## OBJECTIVE
Present every line of the material below as a numbered list, omitting any blank lines.

▼

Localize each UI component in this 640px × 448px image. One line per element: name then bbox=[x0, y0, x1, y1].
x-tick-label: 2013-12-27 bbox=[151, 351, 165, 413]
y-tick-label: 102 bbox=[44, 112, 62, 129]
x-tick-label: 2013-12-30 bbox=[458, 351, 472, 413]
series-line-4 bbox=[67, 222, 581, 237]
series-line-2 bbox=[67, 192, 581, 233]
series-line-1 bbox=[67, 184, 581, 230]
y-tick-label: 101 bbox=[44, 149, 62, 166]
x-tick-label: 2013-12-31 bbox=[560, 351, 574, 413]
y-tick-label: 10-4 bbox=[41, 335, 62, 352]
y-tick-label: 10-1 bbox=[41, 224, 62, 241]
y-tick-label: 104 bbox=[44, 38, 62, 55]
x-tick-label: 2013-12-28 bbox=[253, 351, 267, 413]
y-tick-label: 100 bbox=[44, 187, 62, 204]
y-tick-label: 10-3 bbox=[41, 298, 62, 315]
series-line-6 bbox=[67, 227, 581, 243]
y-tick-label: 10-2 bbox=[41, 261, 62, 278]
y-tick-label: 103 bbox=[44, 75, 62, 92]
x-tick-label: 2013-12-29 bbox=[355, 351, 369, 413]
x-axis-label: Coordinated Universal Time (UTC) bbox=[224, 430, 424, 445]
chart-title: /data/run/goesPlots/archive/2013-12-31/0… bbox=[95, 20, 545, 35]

▲

## FINISHED ANSWER
1. Localize each UI component in this 640px × 448px image. One line per element: name then bbox=[x0, y0, x1, y1].
2. x-tick-label: 2013-12-27 bbox=[151, 351, 165, 413]
3. y-tick-label: 102 bbox=[44, 112, 62, 129]
4. x-tick-label: 2013-12-30 bbox=[458, 351, 472, 413]
5. series-line-4 bbox=[67, 222, 581, 237]
6. series-line-2 bbox=[67, 192, 581, 233]
7. series-line-1 bbox=[67, 184, 581, 230]
8. y-tick-label: 101 bbox=[44, 149, 62, 166]
9. x-tick-label: 2013-12-31 bbox=[560, 351, 574, 413]
10. y-tick-label: 10-4 bbox=[41, 335, 62, 352]
11. y-tick-label: 10-1 bbox=[41, 224, 62, 241]
12. y-tick-label: 104 bbox=[44, 38, 62, 55]
13. x-tick-label: 2013-12-28 bbox=[253, 351, 267, 413]
14. y-tick-label: 100 bbox=[44, 187, 62, 204]
15. y-tick-label: 10-3 bbox=[41, 298, 62, 315]
16. series-line-6 bbox=[67, 227, 581, 243]
17. y-tick-label: 10-2 bbox=[41, 261, 62, 278]
18. y-tick-label: 103 bbox=[44, 75, 62, 92]
19. x-tick-label: 2013-12-29 bbox=[355, 351, 369, 413]
20. x-axis-label: Coordinated Universal Time (UTC) bbox=[224, 430, 424, 445]
21. chart-title: /data/run/goesPlots/archive/2013-12-31/0… bbox=[95, 20, 545, 35]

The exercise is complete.